> [INSTRUCTIONS FOR THE TASK] Transcribe, without any change, the lines from the beginning of the records through the line containing "- nav-downloads[interactable]: 下载: [40, 155, 86, 172]", including that line.

──────────────────────────────

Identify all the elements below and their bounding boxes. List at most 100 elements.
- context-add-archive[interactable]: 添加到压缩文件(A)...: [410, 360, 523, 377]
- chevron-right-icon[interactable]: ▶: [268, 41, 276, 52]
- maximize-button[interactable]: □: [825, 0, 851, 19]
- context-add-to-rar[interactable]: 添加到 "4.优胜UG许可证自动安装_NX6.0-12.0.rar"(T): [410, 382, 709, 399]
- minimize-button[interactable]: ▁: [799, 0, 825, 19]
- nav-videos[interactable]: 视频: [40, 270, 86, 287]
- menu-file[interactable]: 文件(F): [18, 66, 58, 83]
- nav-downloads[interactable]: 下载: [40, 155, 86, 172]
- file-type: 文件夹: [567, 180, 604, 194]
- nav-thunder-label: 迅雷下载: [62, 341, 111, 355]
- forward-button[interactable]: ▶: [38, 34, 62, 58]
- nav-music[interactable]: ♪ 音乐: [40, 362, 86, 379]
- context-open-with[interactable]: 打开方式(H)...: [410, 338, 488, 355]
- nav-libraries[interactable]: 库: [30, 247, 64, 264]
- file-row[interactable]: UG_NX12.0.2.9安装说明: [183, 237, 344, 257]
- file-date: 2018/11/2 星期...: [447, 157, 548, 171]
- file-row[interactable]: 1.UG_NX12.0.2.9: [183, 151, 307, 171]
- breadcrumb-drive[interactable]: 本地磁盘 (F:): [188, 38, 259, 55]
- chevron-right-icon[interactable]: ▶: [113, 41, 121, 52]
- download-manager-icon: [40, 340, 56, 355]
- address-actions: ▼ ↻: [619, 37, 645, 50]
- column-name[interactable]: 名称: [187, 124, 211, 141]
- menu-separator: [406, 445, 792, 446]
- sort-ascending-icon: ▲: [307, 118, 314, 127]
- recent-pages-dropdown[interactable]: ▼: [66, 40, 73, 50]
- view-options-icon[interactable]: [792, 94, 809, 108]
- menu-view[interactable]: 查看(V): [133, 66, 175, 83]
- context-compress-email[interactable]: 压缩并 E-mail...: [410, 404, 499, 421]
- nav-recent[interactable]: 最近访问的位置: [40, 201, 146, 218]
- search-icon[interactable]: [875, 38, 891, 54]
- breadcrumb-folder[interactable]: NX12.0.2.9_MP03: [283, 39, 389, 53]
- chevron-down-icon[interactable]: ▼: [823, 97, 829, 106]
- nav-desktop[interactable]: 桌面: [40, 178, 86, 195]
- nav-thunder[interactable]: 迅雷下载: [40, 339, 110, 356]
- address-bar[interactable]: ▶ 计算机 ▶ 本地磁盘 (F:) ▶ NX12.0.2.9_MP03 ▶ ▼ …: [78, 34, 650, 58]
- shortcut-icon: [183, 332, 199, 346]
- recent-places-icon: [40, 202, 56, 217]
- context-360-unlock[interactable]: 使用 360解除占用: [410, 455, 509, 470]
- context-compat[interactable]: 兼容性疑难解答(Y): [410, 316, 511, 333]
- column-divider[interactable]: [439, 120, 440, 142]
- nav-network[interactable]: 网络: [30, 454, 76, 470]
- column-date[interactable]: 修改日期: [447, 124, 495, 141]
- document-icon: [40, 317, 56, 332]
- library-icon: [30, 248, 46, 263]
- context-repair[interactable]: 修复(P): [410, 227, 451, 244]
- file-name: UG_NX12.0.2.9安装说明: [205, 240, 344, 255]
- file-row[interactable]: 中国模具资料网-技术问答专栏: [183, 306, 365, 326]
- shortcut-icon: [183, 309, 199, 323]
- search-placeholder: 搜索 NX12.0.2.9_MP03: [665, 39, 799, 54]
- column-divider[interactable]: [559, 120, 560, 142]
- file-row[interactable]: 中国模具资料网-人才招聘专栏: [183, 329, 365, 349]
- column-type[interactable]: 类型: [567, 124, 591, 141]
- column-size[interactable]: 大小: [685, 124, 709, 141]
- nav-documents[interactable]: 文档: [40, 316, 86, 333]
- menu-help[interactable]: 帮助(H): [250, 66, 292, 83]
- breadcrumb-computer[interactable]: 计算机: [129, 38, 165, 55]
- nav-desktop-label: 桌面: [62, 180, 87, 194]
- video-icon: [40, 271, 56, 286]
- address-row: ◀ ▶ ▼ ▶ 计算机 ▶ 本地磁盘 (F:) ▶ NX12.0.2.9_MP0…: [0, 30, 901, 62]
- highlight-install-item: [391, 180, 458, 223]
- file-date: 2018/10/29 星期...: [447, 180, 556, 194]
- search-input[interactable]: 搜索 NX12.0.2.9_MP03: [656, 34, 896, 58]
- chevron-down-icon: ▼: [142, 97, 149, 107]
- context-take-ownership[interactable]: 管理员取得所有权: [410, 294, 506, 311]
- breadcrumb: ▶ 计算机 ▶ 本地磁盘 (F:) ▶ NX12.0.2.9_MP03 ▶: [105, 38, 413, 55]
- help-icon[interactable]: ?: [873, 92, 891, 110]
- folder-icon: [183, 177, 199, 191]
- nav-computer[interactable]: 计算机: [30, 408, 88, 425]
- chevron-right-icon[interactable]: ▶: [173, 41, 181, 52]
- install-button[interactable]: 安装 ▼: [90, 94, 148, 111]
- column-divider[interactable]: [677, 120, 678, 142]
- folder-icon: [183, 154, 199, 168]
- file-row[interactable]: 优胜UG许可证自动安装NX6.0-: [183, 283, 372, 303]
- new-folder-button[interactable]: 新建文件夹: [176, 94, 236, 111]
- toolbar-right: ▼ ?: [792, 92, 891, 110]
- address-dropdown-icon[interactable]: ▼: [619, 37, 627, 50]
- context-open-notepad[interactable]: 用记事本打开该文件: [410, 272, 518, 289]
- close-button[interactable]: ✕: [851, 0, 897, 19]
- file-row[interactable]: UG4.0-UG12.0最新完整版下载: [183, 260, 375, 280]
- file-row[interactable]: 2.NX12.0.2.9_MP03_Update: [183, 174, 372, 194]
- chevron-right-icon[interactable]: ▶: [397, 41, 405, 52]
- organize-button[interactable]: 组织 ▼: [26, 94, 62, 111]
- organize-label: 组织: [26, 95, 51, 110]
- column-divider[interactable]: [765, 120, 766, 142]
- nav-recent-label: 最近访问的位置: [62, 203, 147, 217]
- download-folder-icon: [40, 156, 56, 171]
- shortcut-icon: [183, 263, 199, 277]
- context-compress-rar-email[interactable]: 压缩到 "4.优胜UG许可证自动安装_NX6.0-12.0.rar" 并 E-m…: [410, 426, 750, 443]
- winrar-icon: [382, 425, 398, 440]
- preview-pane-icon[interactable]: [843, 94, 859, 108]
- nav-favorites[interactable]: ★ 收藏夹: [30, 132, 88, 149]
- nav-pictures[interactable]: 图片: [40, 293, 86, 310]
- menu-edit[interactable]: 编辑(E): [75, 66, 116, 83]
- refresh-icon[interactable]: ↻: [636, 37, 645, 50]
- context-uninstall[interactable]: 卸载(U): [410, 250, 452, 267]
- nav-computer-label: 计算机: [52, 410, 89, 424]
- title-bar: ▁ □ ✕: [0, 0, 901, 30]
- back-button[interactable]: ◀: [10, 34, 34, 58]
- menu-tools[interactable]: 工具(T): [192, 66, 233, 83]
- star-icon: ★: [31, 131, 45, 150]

──────────────────────────────

> [WRITTEN RESPONSE]
Identify all the elements below and their bounding boxes. List at most 100 elements.
- context-add-archive[interactable]: 添加到压缩文件(A)...: [410, 360, 523, 377]
- chevron-right-icon[interactable]: ▶: [268, 41, 276, 52]
- maximize-button[interactable]: □: [825, 0, 851, 19]
- context-add-to-rar[interactable]: 添加到 "4.优胜UG许可证自动安装_NX6.0-12.0.rar"(T): [410, 382, 709, 399]
- minimize-button[interactable]: ▁: [799, 0, 825, 19]
- nav-videos[interactable]: 视频: [40, 270, 86, 287]
- menu-file[interactable]: 文件(F): [18, 66, 58, 83]
- nav-downloads[interactable]: 下载: [40, 155, 86, 172]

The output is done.